§ WHAT IS EXPECTED
Your task is to copy every line of the entries that contains "this".

(Saved entries)
— Begin —

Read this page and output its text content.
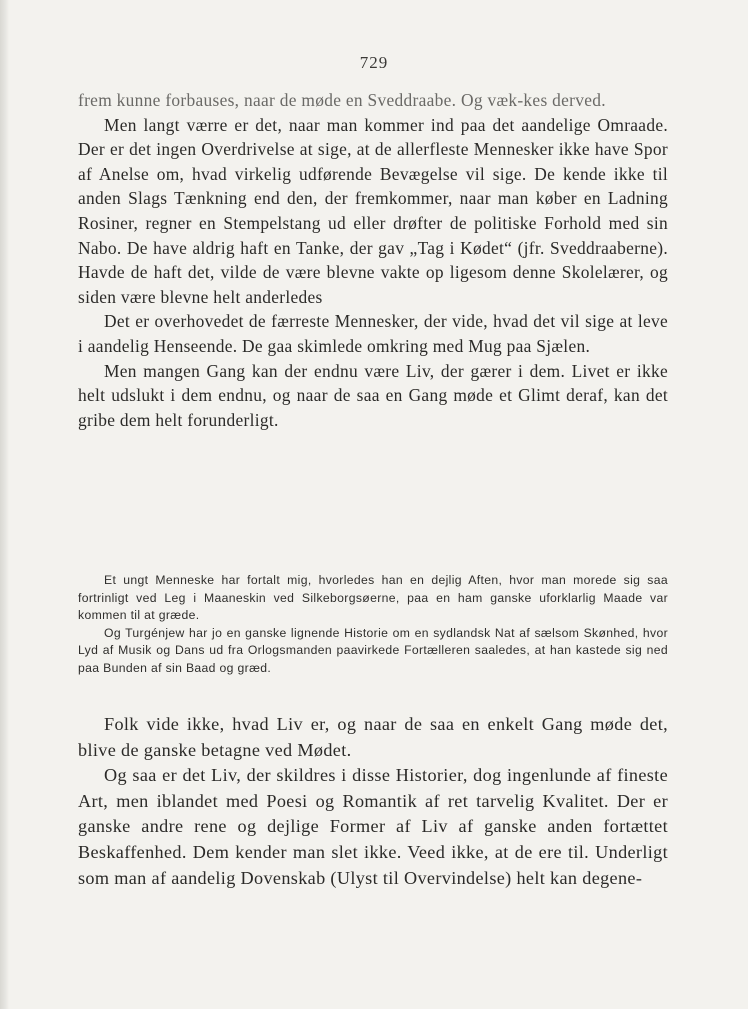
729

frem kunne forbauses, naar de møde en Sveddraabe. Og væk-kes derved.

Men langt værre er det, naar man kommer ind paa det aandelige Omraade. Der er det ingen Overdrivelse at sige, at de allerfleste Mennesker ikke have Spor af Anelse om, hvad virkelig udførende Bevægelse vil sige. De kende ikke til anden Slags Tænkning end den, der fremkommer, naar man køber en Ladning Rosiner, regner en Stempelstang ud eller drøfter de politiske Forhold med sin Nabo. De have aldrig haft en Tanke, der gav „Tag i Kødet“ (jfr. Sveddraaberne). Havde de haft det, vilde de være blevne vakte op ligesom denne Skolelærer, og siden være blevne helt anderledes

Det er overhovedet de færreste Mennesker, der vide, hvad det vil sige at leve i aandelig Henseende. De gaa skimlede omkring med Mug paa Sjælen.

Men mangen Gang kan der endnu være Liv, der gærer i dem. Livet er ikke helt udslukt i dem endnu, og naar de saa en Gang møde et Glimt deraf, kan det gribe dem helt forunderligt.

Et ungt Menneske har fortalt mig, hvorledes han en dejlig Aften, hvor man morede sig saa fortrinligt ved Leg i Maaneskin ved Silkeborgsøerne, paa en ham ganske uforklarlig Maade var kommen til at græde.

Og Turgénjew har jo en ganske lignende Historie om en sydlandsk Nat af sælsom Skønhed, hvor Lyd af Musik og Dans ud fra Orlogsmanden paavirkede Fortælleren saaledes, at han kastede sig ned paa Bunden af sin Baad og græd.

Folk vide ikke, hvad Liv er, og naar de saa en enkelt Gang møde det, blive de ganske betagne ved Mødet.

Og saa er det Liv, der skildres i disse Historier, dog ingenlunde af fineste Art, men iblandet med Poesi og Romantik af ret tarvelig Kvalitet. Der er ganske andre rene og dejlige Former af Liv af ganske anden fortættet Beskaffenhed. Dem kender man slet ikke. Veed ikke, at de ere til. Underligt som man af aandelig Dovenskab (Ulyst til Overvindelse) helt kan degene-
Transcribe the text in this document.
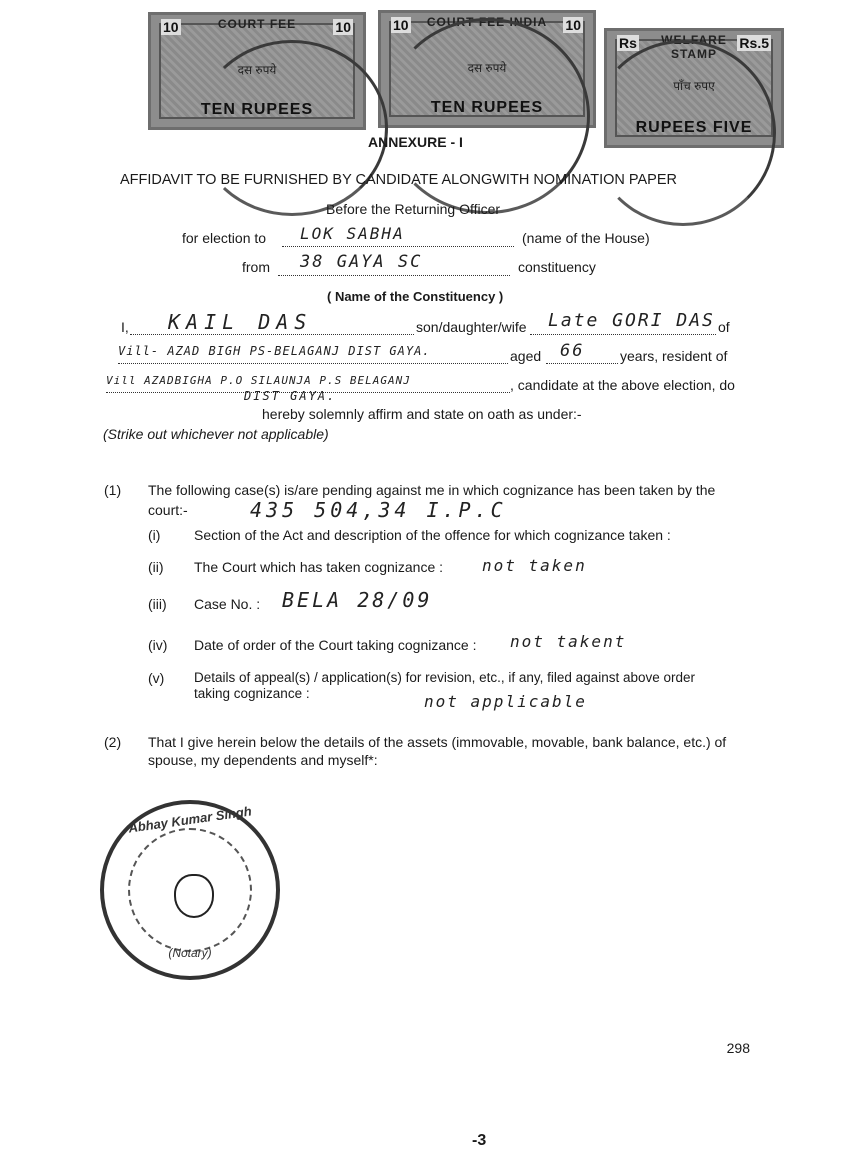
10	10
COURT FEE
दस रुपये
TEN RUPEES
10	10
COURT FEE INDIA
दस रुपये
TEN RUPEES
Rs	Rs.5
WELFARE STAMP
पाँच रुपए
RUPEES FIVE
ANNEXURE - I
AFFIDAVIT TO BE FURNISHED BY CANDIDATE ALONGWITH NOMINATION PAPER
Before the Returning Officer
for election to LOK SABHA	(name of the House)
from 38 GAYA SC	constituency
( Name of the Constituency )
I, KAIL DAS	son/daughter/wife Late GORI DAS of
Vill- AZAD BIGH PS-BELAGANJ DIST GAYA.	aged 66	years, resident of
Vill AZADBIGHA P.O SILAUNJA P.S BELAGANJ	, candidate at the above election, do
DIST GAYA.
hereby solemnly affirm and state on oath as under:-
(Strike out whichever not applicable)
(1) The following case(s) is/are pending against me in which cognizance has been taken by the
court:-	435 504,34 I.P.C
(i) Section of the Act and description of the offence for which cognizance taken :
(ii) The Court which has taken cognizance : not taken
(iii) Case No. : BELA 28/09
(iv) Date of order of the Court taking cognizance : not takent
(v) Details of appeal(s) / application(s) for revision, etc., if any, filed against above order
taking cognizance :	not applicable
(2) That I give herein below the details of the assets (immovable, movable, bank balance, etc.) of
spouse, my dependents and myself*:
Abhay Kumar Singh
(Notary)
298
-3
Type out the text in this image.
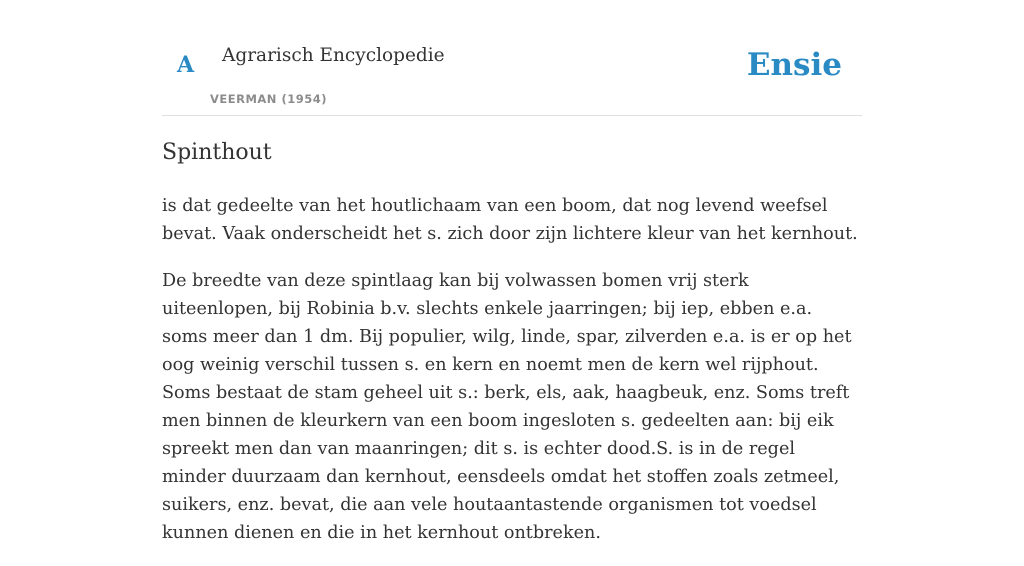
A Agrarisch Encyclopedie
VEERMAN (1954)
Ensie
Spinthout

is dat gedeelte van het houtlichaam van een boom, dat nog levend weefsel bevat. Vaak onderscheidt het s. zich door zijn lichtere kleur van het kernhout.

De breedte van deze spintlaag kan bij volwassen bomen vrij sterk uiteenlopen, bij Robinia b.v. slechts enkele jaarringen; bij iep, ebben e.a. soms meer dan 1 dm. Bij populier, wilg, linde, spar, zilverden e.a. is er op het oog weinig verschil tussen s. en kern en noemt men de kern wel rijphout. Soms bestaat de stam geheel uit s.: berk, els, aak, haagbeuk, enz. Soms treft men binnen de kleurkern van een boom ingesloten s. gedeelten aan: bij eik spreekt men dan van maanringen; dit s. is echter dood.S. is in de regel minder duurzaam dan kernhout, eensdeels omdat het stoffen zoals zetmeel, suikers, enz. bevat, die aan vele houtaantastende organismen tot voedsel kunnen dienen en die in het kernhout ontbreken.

— End —

§ REPLY
Read this page and output its text content.
Transcribe the text in this document.
Type out the text in this image.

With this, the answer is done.